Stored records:
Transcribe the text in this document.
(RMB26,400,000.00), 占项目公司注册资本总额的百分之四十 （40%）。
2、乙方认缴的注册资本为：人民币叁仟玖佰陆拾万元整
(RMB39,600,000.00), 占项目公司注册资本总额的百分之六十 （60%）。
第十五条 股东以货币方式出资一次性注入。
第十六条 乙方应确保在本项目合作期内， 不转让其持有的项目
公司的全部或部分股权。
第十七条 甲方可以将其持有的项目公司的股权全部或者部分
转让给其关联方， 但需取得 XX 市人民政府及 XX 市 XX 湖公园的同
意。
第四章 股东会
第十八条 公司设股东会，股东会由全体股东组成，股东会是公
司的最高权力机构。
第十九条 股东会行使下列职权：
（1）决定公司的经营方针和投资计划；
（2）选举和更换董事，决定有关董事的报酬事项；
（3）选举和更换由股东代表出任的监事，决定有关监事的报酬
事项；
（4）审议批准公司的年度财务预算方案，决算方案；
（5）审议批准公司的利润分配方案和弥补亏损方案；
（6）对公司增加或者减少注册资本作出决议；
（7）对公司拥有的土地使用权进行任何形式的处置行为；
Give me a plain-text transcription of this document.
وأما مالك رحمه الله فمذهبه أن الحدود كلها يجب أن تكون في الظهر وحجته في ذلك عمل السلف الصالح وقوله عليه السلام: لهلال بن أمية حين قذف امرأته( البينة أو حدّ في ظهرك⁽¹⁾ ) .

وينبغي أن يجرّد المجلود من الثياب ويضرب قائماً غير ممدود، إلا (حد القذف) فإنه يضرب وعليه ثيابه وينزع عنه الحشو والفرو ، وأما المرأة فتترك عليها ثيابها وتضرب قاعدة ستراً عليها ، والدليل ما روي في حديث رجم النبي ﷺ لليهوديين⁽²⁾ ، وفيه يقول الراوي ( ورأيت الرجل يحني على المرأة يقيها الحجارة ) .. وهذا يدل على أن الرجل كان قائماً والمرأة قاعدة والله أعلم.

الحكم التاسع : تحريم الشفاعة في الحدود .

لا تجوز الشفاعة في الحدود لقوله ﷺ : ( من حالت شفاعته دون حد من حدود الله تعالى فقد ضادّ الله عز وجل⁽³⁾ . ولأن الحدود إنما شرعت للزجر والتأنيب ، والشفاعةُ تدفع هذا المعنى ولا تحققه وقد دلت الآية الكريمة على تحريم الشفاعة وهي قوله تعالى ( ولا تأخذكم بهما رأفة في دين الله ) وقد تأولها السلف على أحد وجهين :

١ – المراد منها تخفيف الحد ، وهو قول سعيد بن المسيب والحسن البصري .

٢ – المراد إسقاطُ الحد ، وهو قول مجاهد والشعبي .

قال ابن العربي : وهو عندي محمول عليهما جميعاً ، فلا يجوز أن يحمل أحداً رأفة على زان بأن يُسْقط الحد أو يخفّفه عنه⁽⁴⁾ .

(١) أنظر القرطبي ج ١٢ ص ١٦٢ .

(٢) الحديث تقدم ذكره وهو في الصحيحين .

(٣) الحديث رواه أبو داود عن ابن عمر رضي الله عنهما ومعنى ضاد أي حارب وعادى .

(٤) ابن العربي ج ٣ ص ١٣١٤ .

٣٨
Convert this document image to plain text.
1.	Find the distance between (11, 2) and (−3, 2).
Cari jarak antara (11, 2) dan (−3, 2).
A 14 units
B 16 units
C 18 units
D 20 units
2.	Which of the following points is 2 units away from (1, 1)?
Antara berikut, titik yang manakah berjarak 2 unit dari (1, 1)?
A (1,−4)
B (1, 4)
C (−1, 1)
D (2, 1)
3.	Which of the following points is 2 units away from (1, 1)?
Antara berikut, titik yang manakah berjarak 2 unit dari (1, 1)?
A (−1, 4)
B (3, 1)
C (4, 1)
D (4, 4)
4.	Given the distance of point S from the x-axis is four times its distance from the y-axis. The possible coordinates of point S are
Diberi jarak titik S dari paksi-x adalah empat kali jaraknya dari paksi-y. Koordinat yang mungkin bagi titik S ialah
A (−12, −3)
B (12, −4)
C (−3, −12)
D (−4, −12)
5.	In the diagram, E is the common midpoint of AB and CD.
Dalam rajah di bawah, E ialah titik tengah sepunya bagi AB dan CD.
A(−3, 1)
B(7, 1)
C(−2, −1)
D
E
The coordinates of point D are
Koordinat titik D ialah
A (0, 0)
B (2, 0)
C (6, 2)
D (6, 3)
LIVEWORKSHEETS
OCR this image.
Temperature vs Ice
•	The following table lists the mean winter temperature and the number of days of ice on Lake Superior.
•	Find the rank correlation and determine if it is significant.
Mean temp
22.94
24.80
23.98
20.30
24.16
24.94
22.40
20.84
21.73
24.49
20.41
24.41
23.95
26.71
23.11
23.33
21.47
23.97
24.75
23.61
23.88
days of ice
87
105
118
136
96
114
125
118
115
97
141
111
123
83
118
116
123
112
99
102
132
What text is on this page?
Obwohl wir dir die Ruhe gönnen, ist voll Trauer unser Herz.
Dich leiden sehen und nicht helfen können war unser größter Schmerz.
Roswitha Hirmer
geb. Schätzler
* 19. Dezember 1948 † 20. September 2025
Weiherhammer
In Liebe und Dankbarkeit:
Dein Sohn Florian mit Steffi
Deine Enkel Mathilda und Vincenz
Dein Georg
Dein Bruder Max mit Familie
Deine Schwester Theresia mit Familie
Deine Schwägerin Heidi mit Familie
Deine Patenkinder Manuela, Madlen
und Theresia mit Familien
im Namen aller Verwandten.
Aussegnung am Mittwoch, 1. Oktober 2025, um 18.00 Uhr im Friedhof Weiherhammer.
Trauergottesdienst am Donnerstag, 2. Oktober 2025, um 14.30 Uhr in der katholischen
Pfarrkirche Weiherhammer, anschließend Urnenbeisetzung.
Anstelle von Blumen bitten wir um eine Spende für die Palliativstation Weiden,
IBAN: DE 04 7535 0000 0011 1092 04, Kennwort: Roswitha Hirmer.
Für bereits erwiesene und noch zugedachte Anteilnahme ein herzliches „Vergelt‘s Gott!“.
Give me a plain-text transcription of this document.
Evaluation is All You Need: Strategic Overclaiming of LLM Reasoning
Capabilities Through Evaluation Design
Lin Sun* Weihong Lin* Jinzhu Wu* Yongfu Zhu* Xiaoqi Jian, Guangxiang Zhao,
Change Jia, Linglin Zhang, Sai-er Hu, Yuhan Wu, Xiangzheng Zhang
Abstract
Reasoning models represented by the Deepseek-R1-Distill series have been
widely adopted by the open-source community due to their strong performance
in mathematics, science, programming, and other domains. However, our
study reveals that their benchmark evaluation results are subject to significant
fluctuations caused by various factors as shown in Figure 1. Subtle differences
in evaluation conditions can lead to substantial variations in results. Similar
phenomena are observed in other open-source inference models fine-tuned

*WRITTEN TASK*
Restate all of the entries above precisely.

*OUTPUT*
Transcribe the text in this document.
(RMB26,400,000.00), 占项目公司注册资本总额的百分之四十 （40%）。
2、乙方认缴的注册资本为：人民币叁仟玖佰陆拾万元整
(RMB39,600,000.00), 占项目公司注册资本总额的百分之六十 （60%）。
第十五条 股东以货币方式出资一次性注入。
第十六条 乙方应确保在本项目合作期内， 不转让其持有的项目
公司的全部或部分股权。
第十七条 甲方可以将其持有的项目公司的股权全部或者部分
转让给其关联方， 但需取得 XX 市人民政府及 XX 市 XX 湖公园的同
意。
第四章 股东会
第十八条 公司设股东会，股东会由全体股东组成，股东会是公
司的最高权力机构。
第十九条 股东会行使下列职权：
（1）决定公司的经营方针和投资计划；
（2）选举和更换董事，决定有关董事的报酬事项；
（3）选举和更换由股东代表出任的监事，决定有关监事的报酬
事项；
（4）审议批准公司的年度财务预算方案，决算方案；
（5）审议批准公司的利润分配方案和弥补亏损方案；
（6）对公司增加或者减少注册资本作出决议；
（7）对公司拥有的土地使用权进行任何形式的处置行为；
Give me a plain-text transcription of this document.
وأما مالك رحمه الله فمذهبه أن الحدود كلها يجب أن تكون في الظهر وحجته في ذلك عمل السلف الصالح وقوله عليه السلام: لهلال بن أمية حين قذف امرأته( البينة أو حدّ في ظهرك⁽¹⁾ ) .

وينبغي أن يجرّد المجلود من الثياب ويضرب قائماً غير ممدود، إلا (حد القذف) فإنه يضرب وعليه ثيابه وينزع عنه الحشو والفرو ، وأما المرأة فتترك عليها ثيابها وتضرب قاعدة ستراً عليها ، والدليل ما روي في حديث رجم النبي ﷺ لليهوديين⁽²⁾ ، وفيه يقول الراوي ( ورأيت الرجل يحني على المرأة يقيها الحجارة ) .. وهذا يدل على أن الرجل كان قائماً والمرأة قاعدة والله أعلم.

الحكم التاسع : تحريم الشفاعة في الحدود .

لا تجوز الشفاعة في الحدود لقوله ﷺ : ( من حالت شفاعته دون حد من حدود الله تعالى فقد ضادّ الله عز وجل⁽³⁾ . ولأن الحدود إنما شرعت للزجر والتأنيب ، والشفاعةُ تدفع هذا المعنى ولا تحققه وقد دلت الآية الكريمة على تحريم الشفاعة وهي قوله تعالى ( ولا تأخذكم بهما رأفة في دين الله ) وقد تأولها السلف على أحد وجهين :

١ – المراد منها تخفيف الحد ، وهو قول سعيد بن المسيب والحسن البصري .

٢ – المراد إسقاطُ الحد ، وهو قول مجاهد والشعبي .

قال ابن العربي : وهو عندي محمول عليهما جميعاً ، فلا يجوز أن يحمل أحداً رأفة على زان بأن يُسْقط الحد أو يخفّفه عنه⁽⁴⁾ .

(١) أنظر القرطبي ج ١٢ ص ١٦٢ .

(٢) الحديث تقدم ذكره وهو في الصحيحين .

(٣) الحديث رواه أبو داود عن ابن عمر رضي الله عنهما ومعنى ضاد أي حارب وعادى .

(٤) ابن العربي ج ٣ ص ١٣١٤ .

٣٨
Convert this document image to plain text.
1.	Find the distance between (11, 2) and (−3, 2).
Cari jarak antara (11, 2) dan (−3, 2).
A 14 units
B 16 units
C 18 units
D 20 units
2.	Which of the following points is 2 units away from (1, 1)?
Antara berikut, titik yang manakah berjarak 2 unit dari (1, 1)?
A (1,−4)
B (1, 4)
C (−1, 1)
D (2, 1)
3.	Which of the following points is 2 units away from (1, 1)?
Antara berikut, titik yang manakah berjarak 2 unit dari (1, 1)?
A (−1, 4)
B (3, 1)
C (4, 1)
D (4, 4)
4.	Given the distance of point S from the x-axis is four times its distance from the y-axis. The possible coordinates of point S are
Diberi jarak titik S dari paksi-x adalah empat kali jaraknya dari paksi-y. Koordinat yang mungkin bagi titik S ialah
A (−12, −3)
B (12, −4)
C (−3, −12)
D (−4, −12)
5.	In the diagram, E is the common midpoint of AB and CD.
Dalam rajah di bawah, E ialah titik tengah sepunya bagi AB dan CD.
A(−3, 1)
B(7, 1)
C(−2, −1)
D
E
The coordinates of point D are
Koordinat titik D ialah
A (0, 0)
B (2, 0)
C (6, 2)
D (6, 3)
LIVEWORKSHEETS
OCR this image.
Temperature vs Ice
•	The following table lists the mean winter temperature and the number of days of ice on Lake Superior.
•	Find the rank correlation and determine if it is significant.
Mean temp
22.94
24.80
23.98
20.30
24.16
24.94
22.40
20.84
21.73
24.49
20.41
24.41
23.95
26.71
23.11
23.33
21.47
23.97
24.75
23.61
23.88
days of ice
87
105
118
136
96
114
125
118
115
97
141
111
123
83
118
116
123
112
99
102
132
What text is on this page?
Obwohl wir dir die Ruhe gönnen, ist voll Trauer unser Herz.
Dich leiden sehen und nicht helfen können war unser größter Schmerz.
Roswitha Hirmer
geb. Schätzler
* 19. Dezember 1948 † 20. September 2025
Weiherhammer
In Liebe und Dankbarkeit:
Dein Sohn Florian mit Steffi
Deine Enkel Mathilda und Vincenz
Dein Georg
Dein Bruder Max mit Familie
Deine Schwester Theresia mit Familie
Deine Schwägerin Heidi mit Familie
Deine Patenkinder Manuela, Madlen
und Theresia mit Familien
im Namen aller Verwandten.
Aussegnung am Mittwoch, 1. Oktober 2025, um 18.00 Uhr im Friedhof Weiherhammer.
Trauergottesdienst am Donnerstag, 2. Oktober 2025, um 14.30 Uhr in der katholischen
Pfarrkirche Weiherhammer, anschließend Urnenbeisetzung.
Anstelle von Blumen bitten wir um eine Spende für die Palliativstation Weiden,
IBAN: DE 04 7535 0000 0011 1092 04, Kennwort: Roswitha Hirmer.
Für bereits erwiesene und noch zugedachte Anteilnahme ein herzliches „Vergelt‘s Gott!“.
Give me a plain-text transcription of this document.
Evaluation is All You Need: Strategic Overclaiming of LLM Reasoning
Capabilities Through Evaluation Design
Lin Sun* Weihong Lin* Jinzhu Wu* Yongfu Zhu* Xiaoqi Jian, Guangxiang Zhao,
Change Jia, Linglin Zhang, Sai-er Hu, Yuhan Wu, Xiangzheng Zhang
Abstract
Reasoning models represented by the Deepseek-R1-Distill series have been
widely adopted by the open-source community due to their strong performance
in mathematics, science, programming, and other domains. However, our
study reveals that their benchmark evaluation results are subject to significant
fluctuations caused by various factors as shown in Figure 1. Subtle differences
in evaluation conditions can lead to substantial variations in results. Similar
phenomena are observed in other open-source inference models fine-tuned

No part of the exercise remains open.